Reproduce every line of the listing as written, apart from the pictures.
## begin Data provided
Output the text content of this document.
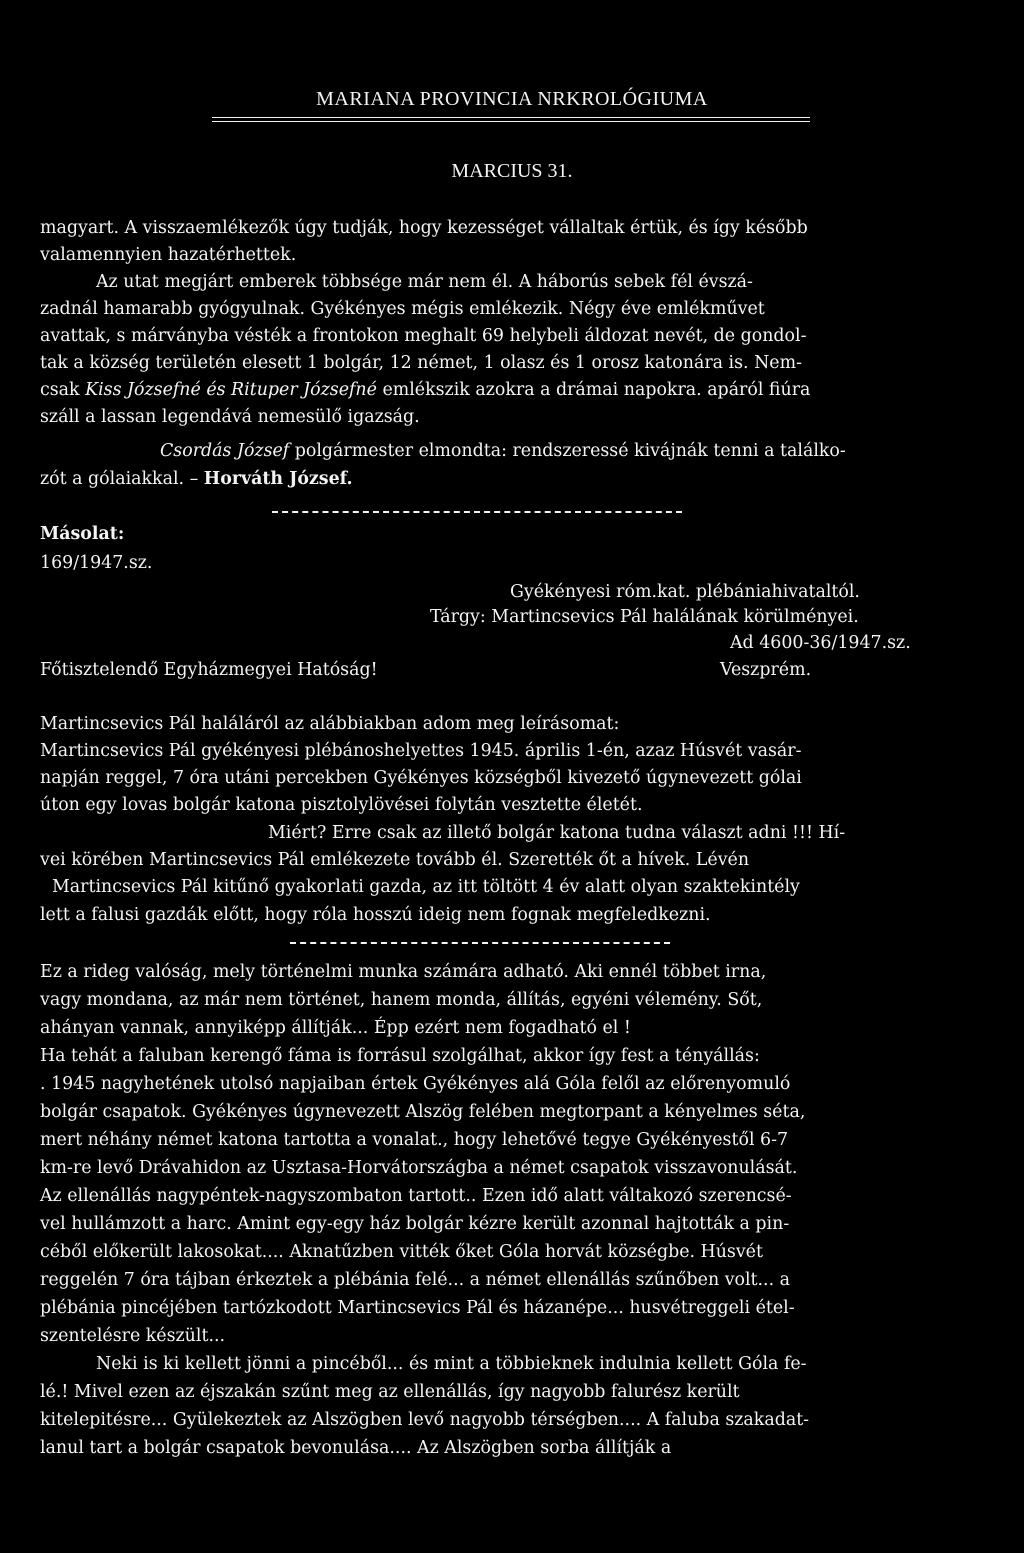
MARIANA PROVINCIA NRKROLÓGIUMA
MARCIUS 31.
magyart. A visszaemlékezők úgy tudják, hogy kezességet vállaltak értük, és így később
valamennyien hazatérhettek.
Az utat megjárt emberek többsége már nem él. A háborús sebek fél évszá-
zadnál hamarabb gyógyulnak. Gyékényes mégis emlékezik. Négy éve emlékművet
avattak, s márványba vésték a frontokon meghalt 69 helybeli áldozat nevét, de gondol-
tak a község területén elesett 1 bolgár, 12 német, 1 olasz és 1 orosz katonára is. Nem-
csak Kiss Józsefné és Rituper Józsefné emlékszik azokra a drámai napokra. apáról fiúra
száll a lassan legendává nemesülő igazság.
Csordás József polgármester elmondta: rendszeressé kivájnák tenni a találko-
zót a gólaiakkal. – Horváth József.
Másolat:
169/1947.sz.
Gyékényesi róm.kat. plébániahivataltól.
Tárgy: Martincsevics Pál halálának körülményei.
Ad 4600-36/1947.sz.
Főtisztelendő Egyházmegyei Hatóság!	Veszprém.
Martincsevics Pál haláláról az alábbiakban adom meg leírásomat:
Martincsevics Pál gyékényesi plébánoshelyettes 1945. április 1-én, azaz Húsvét vasár-
napján reggel, 7 óra utáni percekben Gyékényes községből kivezető úgynevezett gólai
úton egy lovas bolgár katona pisztolylövései folytán vesztette életét.
Miért? Erre csak az illető bolgár katona tudna választ adni !!! Hí-
vei körében Martincsevics Pál emlékezete tovább él. Szerették őt a hívek. Lévén
Martincsevics Pál kitűnő gyakorlati gazda, az itt töltött 4 év alatt olyan szaktekintély
lett a falusi gazdák előtt, hogy róla hosszú ideig nem fognak megfeledkezni.
Ez a rideg valóság, mely történelmi munka számára adható. Aki ennél többet irna,
vagy mondana, az már nem történet, hanem monda, állítás, egyéni vélemény. Sőt,
ahányan vannak, annyiképp állítják... Épp ezért nem fogadható el !
Ha tehát a faluban kerengő fáma is forrásul szolgálhat, akkor így fest a tényállás:
. 1945 nagyhetének utolsó napjaiban értek Gyékényes alá Góla felől az előrenyomuló
bolgár csapatok. Gyékényes úgynevezett Alszög felében megtorpant a kényelmes séta,
mert néhány német katona tartotta a vonalat., hogy lehetővé tegye Gyékényestől 6-7
km-re levő Drávahidon az Usztasa-Horvátországba a német csapatok visszavonulását.
Az ellenállás nagypéntek-nagyszombaton tartott.. Ezen idő alatt váltakozó szerencsé-
vel hullámzott a harc. Amint egy-egy ház bolgár kézre került azonnal hajtották a pin-
céből előkerült lakosokat.... Aknatűzben vitték őket Góla horvát községbe. Húsvét
reggelén 7 óra tájban érkeztek a plébánia felé... a német ellenállás szűnőben volt... a
plébánia pincéjében tartózkodott Martincsevics Pál és házanépe... husvétreggeli étel-
szentelésre készült...
Neki is ki kellett jönni a pincéből... és mint a többieknek indulnia kellett Góla fe-
lé.! Mivel ezen az éjszakán szűnt meg az ellenállás, így nagyobb falurész került
kitelepitésre... Gyülekeztek az Alszögben levő nagyobb térségben.... A faluba szakadat-
lanul tart a bolgár csapatok bevonulása.... Az Alszögben sorba állítják a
## end Data provided
The result:
Output the text content of this document.
MARIANA PROVINCIA NRKROLÓGIUMA
MARCIUS 31.
magyart. A visszaemlékezők úgy tudják, hogy kezességet vállaltak értük, és így később
valamennyien hazatérhettek.
Az utat megjárt emberek többsége már nem él. A háborús sebek fél évszá-
zadnál hamarabb gyógyulnak. Gyékényes mégis emlékezik. Négy éve emlékművet
avattak, s márványba vésték a frontokon meghalt 69 helybeli áldozat nevét, de gondol-
tak a község területén elesett 1 bolgár, 12 német, 1 olasz és 1 orosz katonára is. Nem-
csak Kiss Józsefné és Rituper Józsefné emlékszik azokra a drámai napokra. apáról fiúra
száll a lassan legendává nemesülő igazság.
Csordás József polgármester elmondta: rendszeressé kivájnák tenni a találko-
zót a gólaiakkal. – Horváth József.
Másolat:
169/1947.sz.
Gyékényesi róm.kat. plébániahivataltól.
Tárgy: Martincsevics Pál halálának körülményei.
Ad 4600-36/1947.sz.
Főtisztelendő Egyházmegyei Hatóság!	Veszprém.
Martincsevics Pál haláláról az alábbiakban adom meg leírásomat:
Martincsevics Pál gyékényesi plébánoshelyettes 1945. április 1-én, azaz Húsvét vasár-
napján reggel, 7 óra utáni percekben Gyékényes községből kivezető úgynevezett gólai
úton egy lovas bolgár katona pisztolylövései folytán vesztette életét.
Miért? Erre csak az illető bolgár katona tudna választ adni !!! Hí-
vei körében Martincsevics Pál emlékezete tovább él. Szerették őt a hívek. Lévén
Martincsevics Pál kitűnő gyakorlati gazda, az itt töltött 4 év alatt olyan szaktekintély
lett a falusi gazdák előtt, hogy róla hosszú ideig nem fognak megfeledkezni.
Ez a rideg valóság, mely történelmi munka számára adható. Aki ennél többet irna,
vagy mondana, az már nem történet, hanem monda, állítás, egyéni vélemény. Sőt,
ahányan vannak, annyiképp állítják... Épp ezért nem fogadható el !
Ha tehát a faluban kerengő fáma is forrásul szolgálhat, akkor így fest a tényállás:
. 1945 nagyhetének utolsó napjaiban értek Gyékényes alá Góla felől az előrenyomuló
bolgár csapatok. Gyékényes úgynevezett Alszög felében megtorpant a kényelmes séta,
mert néhány német katona tartotta a vonalat., hogy lehetővé tegye Gyékényestől 6-7
km-re levő Drávahidon az Usztasa-Horvátországba a német csapatok visszavonulását.
Az ellenállás nagypéntek-nagyszombaton tartott.. Ezen idő alatt váltakozó szerencsé-
vel hullámzott a harc. Amint egy-egy ház bolgár kézre került azonnal hajtották a pin-
céből előkerült lakosokat.... Aknatűzben vitték őket Góla horvát községbe. Húsvét
reggelén 7 óra tájban érkeztek a plébánia felé... a német ellenállás szűnőben volt... a
plébánia pincéjében tartózkodott Martincsevics Pál és házanépe... husvétreggeli étel-
szentelésre készült...
Neki is ki kellett jönni a pincéből... és mint a többieknek indulnia kellett Góla fe-
lé.! Mivel ezen az éjszakán szűnt meg az ellenállás, így nagyobb falurész került
kitelepitésre... Gyülekeztek az Alszögben levő nagyobb térségben.... A faluba szakadat-
lanul tart a bolgár csapatok bevonulása.... Az Alszögben sorba állítják a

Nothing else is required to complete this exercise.